* [Supplied data]:
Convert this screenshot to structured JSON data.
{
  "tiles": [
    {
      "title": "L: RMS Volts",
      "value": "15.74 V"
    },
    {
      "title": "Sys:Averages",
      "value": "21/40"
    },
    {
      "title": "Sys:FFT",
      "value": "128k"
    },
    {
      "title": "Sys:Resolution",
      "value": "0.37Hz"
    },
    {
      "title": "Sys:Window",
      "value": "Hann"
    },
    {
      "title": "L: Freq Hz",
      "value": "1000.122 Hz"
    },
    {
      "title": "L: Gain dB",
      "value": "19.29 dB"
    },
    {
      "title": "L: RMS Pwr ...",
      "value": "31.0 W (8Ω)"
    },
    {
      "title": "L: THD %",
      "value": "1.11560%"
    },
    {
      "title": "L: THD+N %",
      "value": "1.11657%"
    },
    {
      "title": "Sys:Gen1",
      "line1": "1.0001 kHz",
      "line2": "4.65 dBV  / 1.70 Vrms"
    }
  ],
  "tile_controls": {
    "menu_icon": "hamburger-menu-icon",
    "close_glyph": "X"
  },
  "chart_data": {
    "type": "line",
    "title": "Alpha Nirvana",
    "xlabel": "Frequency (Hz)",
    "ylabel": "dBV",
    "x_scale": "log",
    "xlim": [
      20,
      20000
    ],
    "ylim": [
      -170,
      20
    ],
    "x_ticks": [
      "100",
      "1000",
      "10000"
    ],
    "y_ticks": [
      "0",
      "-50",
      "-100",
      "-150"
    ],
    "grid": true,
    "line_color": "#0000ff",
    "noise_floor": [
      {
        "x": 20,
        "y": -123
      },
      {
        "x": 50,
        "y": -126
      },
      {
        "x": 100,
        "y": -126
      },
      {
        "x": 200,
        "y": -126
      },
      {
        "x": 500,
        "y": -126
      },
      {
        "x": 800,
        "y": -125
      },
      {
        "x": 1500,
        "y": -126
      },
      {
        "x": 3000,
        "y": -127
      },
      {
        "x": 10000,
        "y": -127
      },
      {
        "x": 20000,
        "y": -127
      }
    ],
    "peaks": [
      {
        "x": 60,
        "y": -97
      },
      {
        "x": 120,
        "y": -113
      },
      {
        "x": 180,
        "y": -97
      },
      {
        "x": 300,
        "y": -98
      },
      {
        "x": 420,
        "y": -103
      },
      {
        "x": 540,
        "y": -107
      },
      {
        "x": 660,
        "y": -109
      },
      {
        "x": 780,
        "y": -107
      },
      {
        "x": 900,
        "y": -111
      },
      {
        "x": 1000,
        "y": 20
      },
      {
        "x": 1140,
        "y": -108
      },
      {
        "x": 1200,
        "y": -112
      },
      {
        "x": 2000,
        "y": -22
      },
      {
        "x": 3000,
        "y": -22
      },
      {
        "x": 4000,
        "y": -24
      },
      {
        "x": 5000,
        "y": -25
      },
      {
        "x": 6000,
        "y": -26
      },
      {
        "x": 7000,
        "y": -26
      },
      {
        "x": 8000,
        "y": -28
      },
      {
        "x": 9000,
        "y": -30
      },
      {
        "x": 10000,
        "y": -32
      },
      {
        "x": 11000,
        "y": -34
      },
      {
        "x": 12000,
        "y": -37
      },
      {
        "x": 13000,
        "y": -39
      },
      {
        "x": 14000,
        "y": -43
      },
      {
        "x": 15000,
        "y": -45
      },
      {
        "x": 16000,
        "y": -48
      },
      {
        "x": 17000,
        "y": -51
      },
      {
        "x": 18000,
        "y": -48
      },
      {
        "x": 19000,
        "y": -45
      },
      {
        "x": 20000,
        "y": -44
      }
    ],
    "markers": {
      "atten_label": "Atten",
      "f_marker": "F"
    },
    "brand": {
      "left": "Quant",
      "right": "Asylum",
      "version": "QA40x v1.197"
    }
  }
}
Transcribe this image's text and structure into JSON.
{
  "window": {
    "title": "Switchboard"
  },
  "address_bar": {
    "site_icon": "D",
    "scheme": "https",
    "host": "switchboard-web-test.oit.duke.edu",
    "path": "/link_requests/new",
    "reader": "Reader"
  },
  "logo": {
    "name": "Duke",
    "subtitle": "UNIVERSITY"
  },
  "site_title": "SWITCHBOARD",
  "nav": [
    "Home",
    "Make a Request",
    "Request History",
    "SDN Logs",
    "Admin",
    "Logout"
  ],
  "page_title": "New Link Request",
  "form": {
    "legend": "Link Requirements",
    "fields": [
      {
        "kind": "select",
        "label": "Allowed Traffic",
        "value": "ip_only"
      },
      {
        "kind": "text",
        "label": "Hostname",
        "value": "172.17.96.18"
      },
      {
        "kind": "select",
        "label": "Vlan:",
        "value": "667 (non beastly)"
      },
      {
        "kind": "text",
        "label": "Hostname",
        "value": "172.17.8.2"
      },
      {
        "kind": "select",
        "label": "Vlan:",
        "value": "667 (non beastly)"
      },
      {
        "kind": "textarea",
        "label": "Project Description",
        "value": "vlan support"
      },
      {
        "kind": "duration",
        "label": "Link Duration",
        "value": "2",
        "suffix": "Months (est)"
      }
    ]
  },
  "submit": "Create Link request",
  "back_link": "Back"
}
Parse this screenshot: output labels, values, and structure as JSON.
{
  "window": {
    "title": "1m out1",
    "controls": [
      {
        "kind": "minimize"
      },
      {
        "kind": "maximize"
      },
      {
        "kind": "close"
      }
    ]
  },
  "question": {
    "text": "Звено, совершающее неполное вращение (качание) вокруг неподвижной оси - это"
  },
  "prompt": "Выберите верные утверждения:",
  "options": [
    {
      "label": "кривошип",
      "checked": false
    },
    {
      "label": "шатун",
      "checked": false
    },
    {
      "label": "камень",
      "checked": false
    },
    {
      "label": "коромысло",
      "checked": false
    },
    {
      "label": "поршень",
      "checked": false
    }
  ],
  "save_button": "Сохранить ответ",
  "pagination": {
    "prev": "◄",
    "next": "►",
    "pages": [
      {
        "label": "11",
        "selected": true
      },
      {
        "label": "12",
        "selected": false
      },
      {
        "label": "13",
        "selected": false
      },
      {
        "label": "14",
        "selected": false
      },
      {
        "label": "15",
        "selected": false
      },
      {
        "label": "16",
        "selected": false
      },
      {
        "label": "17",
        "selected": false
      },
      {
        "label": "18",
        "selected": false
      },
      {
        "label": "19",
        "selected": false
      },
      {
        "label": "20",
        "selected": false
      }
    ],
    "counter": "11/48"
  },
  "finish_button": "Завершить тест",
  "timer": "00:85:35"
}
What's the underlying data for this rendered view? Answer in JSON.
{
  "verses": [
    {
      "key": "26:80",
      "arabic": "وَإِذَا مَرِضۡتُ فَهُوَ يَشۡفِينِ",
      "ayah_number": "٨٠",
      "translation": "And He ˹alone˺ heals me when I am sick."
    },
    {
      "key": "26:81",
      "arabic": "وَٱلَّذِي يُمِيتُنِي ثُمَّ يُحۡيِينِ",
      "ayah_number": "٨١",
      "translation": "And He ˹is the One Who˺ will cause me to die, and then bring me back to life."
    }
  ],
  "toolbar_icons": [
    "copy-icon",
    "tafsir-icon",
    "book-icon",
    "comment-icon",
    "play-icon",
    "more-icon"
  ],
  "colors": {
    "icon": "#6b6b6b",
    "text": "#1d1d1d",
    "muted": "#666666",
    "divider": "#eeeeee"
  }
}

* [Short task]: Every entry should be output exactly as written, please.

* [Exercise output]:
Convert this screenshot to structured JSON data.
{
  "tiles": [
    {
      "title": "L: RMS Volts",
      "value": "15.74 V"
    },
    {
      "title": "Sys:Averages",
      "value": "21/40"
    },
    {
      "title": "Sys:FFT",
      "value": "128k"
    },
    {
      "title": "Sys:Resolution",
      "value": "0.37Hz"
    },
    {
      "title": "Sys:Window",
      "value": "Hann"
    },
    {
      "title": "L: Freq Hz",
      "value": "1000.122 Hz"
    },
    {
      "title": "L: Gain dB",
      "value": "19.29 dB"
    },
    {
      "title": "L: RMS Pwr ...",
      "value": "31.0 W (8Ω)"
    },
    {
      "title": "L: THD %",
      "value": "1.11560%"
    },
    {
      "title": "L: THD+N %",
      "value": "1.11657%"
    },
    {
      "title": "Sys:Gen1",
      "line1": "1.0001 kHz",
      "line2": "4.65 dBV  / 1.70 Vrms"
    }
  ],
  "tile_controls": {
    "menu_icon": "hamburger-menu-icon",
    "close_glyph": "X"
  },
  "chart_data": {
    "type": "line",
    "title": "Alpha Nirvana",
    "xlabel": "Frequency (Hz)",
    "ylabel": "dBV",
    "x_scale": "log",
    "xlim": [
      20,
      20000
    ],
    "ylim": [
      -170,
      20
    ],
    "x_ticks": [
      "100",
      "1000",
      "10000"
    ],
    "y_ticks": [
      "0",
      "-50",
      "-100",
      "-150"
    ],
    "grid": true,
    "line_color": "#0000ff",
    "noise_floor": [
      {
        "x": 20,
        "y": -123
      },
      {
        "x": 50,
        "y": -126
      },
      {
        "x": 100,
        "y": -126
      },
      {
        "x": 200,
        "y": -126
      },
      {
        "x": 500,
        "y": -126
      },
      {
        "x": 800,
        "y": -125
      },
      {
        "x": 1500,
        "y": -126
      },
      {
        "x": 3000,
        "y": -127
      },
      {
        "x": 10000,
        "y": -127
      },
      {
        "x": 20000,
        "y": -127
      }
    ],
    "peaks": [
      {
        "x": 60,
        "y": -97
      },
      {
        "x": 120,
        "y": -113
      },
      {
        "x": 180,
        "y": -97
      },
      {
        "x": 300,
        "y": -98
      },
      {
        "x": 420,
        "y": -103
      },
      {
        "x": 540,
        "y": -107
      },
      {
        "x": 660,
        "y": -109
      },
      {
        "x": 780,
        "y": -107
      },
      {
        "x": 900,
        "y": -111
      },
      {
        "x": 1000,
        "y": 20
      },
      {
        "x": 1140,
        "y": -108
      },
      {
        "x": 1200,
        "y": -112
      },
      {
        "x": 2000,
        "y": -22
      },
      {
        "x": 3000,
        "y": -22
      },
      {
        "x": 4000,
        "y": -24
      },
      {
        "x": 5000,
        "y": -25
      },
      {
        "x": 6000,
        "y": -26
      },
      {
        "x": 7000,
        "y": -26
      },
      {
        "x": 8000,
        "y": -28
      },
      {
        "x": 9000,
        "y": -30
      },
      {
        "x": 10000,
        "y": -32
      },
      {
        "x": 11000,
        "y": -34
      },
      {
        "x": 12000,
        "y": -37
      },
      {
        "x": 13000,
        "y": -39
      },
      {
        "x": 14000,
        "y": -43
      },
      {
        "x": 15000,
        "y": -45
      },
      {
        "x": 16000,
        "y": -48
      },
      {
        "x": 17000,
        "y": -51
      },
      {
        "x": 18000,
        "y": -48
      },
      {
        "x": 19000,
        "y": -45
      },
      {
        "x": 20000,
        "y": -44
      }
    ],
    "markers": {
      "atten_label": "Atten",
      "f_marker": "F"
    },
    "brand": {
      "left": "Quant",
      "right": "Asylum",
      "version": "QA40x v1.197"
    }
  }
}
Transcribe this image's text and structure into JSON.
{
  "window": {
    "title": "Switchboard"
  },
  "address_bar": {
    "site_icon": "D",
    "scheme": "https",
    "host": "switchboard-web-test.oit.duke.edu",
    "path": "/link_requests/new",
    "reader": "Reader"
  },
  "logo": {
    "name": "Duke",
    "subtitle": "UNIVERSITY"
  },
  "site_title": "SWITCHBOARD",
  "nav": [
    "Home",
    "Make a Request",
    "Request History",
    "SDN Logs",
    "Admin",
    "Logout"
  ],
  "page_title": "New Link Request",
  "form": {
    "legend": "Link Requirements",
    "fields": [
      {
        "kind": "select",
        "label": "Allowed Traffic",
        "value": "ip_only"
      },
      {
        "kind": "text",
        "label": "Hostname",
        "value": "172.17.96.18"
      },
      {
        "kind": "select",
        "label": "Vlan:",
        "value": "667 (non beastly)"
      },
      {
        "kind": "text",
        "label": "Hostname",
        "value": "172.17.8.2"
      },
      {
        "kind": "select",
        "label": "Vlan:",
        "value": "667 (non beastly)"
      },
      {
        "kind": "textarea",
        "label": "Project Description",
        "value": "vlan support"
      },
      {
        "kind": "duration",
        "label": "Link Duration",
        "value": "2",
        "suffix": "Months (est)"
      }
    ]
  },
  "submit": "Create Link request",
  "back_link": "Back"
}
Parse this screenshot: output labels, values, and structure as JSON.
{
  "window": {
    "title": "1m out1",
    "controls": [
      {
        "kind": "minimize"
      },
      {
        "kind": "maximize"
      },
      {
        "kind": "close"
      }
    ]
  },
  "question": {
    "text": "Звено, совершающее неполное вращение (качание) вокруг неподвижной оси - это"
  },
  "prompt": "Выберите верные утверждения:",
  "options": [
    {
      "label": "кривошип",
      "checked": false
    },
    {
      "label": "шатун",
      "checked": false
    },
    {
      "label": "камень",
      "checked": false
    },
    {
      "label": "коромысло",
      "checked": false
    },
    {
      "label": "поршень",
      "checked": false
    }
  ],
  "save_button": "Сохранить ответ",
  "pagination": {
    "prev": "◄",
    "next": "►",
    "pages": [
      {
        "label": "11",
        "selected": true
      },
      {
        "label": "12",
        "selected": false
      },
      {
        "label": "13",
        "selected": false
      },
      {
        "label": "14",
        "selected": false
      },
      {
        "label": "15",
        "selected": false
      },
      {
        "label": "16",
        "selected": false
      },
      {
        "label": "17",
        "selected": false
      },
      {
        "label": "18",
        "selected": false
      },
      {
        "label": "19",
        "selected": false
      },
      {
        "label": "20",
        "selected": false
      }
    ],
    "counter": "11/48"
  },
  "finish_button": "Завершить тест",
  "timer": "00:85:35"
}
What's the underlying data for this rendered view? Answer in JSON.
{
  "verses": [
    {
      "key": "26:80",
      "arabic": "وَإِذَا مَرِضۡتُ فَهُوَ يَشۡفِينِ",
      "ayah_number": "٨٠",
      "translation": "And He ˹alone˺ heals me when I am sick."
    },
    {
      "key": "26:81",
      "arabic": "وَٱلَّذِي يُمِيتُنِي ثُمَّ يُحۡيِينِ",
      "ayah_number": "٨١",
      "translation": "And He ˹is the One Who˺ will cause me to die, and then bring me back to life."
    }
  ],
  "toolbar_icons": [
    "copy-icon",
    "tafsir-icon",
    "book-icon",
    "comment-icon",
    "play-icon",
    "more-icon"
  ],
  "colors": {
    "icon": "#6b6b6b",
    "text": "#1d1d1d",
    "muted": "#666666",
    "divider": "#eeeeee"
  }
}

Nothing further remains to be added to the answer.